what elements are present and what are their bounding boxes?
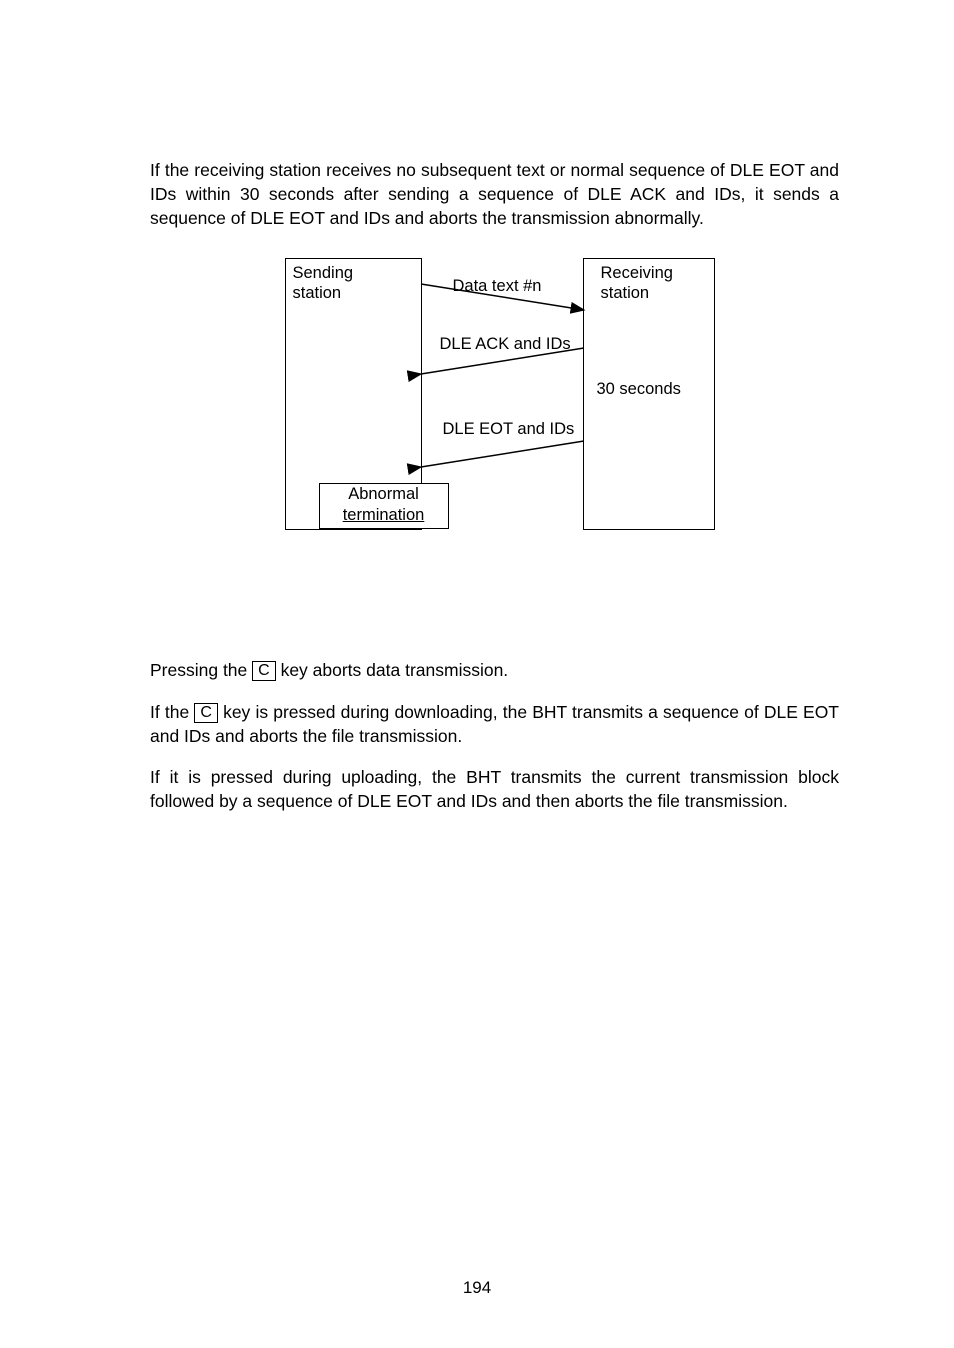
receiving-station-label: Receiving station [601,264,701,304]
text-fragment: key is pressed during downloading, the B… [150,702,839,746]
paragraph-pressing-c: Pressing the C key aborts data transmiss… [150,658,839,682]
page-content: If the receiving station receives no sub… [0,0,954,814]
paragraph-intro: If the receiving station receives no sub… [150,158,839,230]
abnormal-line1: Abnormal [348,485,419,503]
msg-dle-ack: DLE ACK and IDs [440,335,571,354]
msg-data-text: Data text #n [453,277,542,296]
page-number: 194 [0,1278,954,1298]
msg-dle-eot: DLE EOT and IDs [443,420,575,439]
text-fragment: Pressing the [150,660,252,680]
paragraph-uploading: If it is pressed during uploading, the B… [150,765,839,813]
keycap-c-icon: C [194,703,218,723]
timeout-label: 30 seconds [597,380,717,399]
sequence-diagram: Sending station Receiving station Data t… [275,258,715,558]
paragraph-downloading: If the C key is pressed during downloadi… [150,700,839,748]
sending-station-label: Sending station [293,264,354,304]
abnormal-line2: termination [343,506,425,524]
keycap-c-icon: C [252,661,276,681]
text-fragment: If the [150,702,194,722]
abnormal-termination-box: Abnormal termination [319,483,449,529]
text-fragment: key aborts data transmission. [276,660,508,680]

• • • • • • •

Instruction
Render every line of the records above as a JSON list of strings, one string per line, with blank lines skipped and the pictures left out.

The answer
[
  "what elements are present and what are their bounding boxes?",
  "receiving-station-label: Receiving station [601,264,701,304]",
  "text-fragment: key is pressed during downloading, the B… [150,702,839,746]",
  "paragraph-pressing-c: Pressing the C key aborts data transmiss… [150,658,839,682]",
  "page-content: If the receiving station receives no sub… [0,0,954,814]",
  "paragraph-intro: If the receiving station receives no sub… [150,158,839,230]",
  "abnormal-line1: Abnormal [348,485,419,503]",
  "msg-dle-ack: DLE ACK and IDs [440,335,571,354]",
  "msg-data-text: Data text #n [453,277,542,296]",
  "page-number: 194 [0,1278,954,1298]",
  "msg-dle-eot: DLE EOT and IDs [443,420,575,439]",
  "text-fragment: Pressing the [150,660,252,680]",
  "paragraph-uploading: If it is pressed during uploading, the B… [150,765,839,813]",
  "keycap-c-icon: C [194,703,218,723]",
  "timeout-label: 30 seconds [597,380,717,399]",
  "sequence-diagram: Sending station Receiving station Data t… [275,258,715,558]",
  "paragraph-downloading: If the C key is pressed during downloadi… [150,700,839,748]",
  "sending-station-label: Sending station [293,264,354,304]",
  "abnormal-line2: termination [343,506,425,524]",
  "keycap-c-icon: C [252,661,276,681]",
  "text-fragment: If the [150,702,194,722]",
  "abnormal-termination-box: Abnormal termination [319,483,449,529]",
  "text-fragment: key aborts data transmission. [276,660,508,680]"
]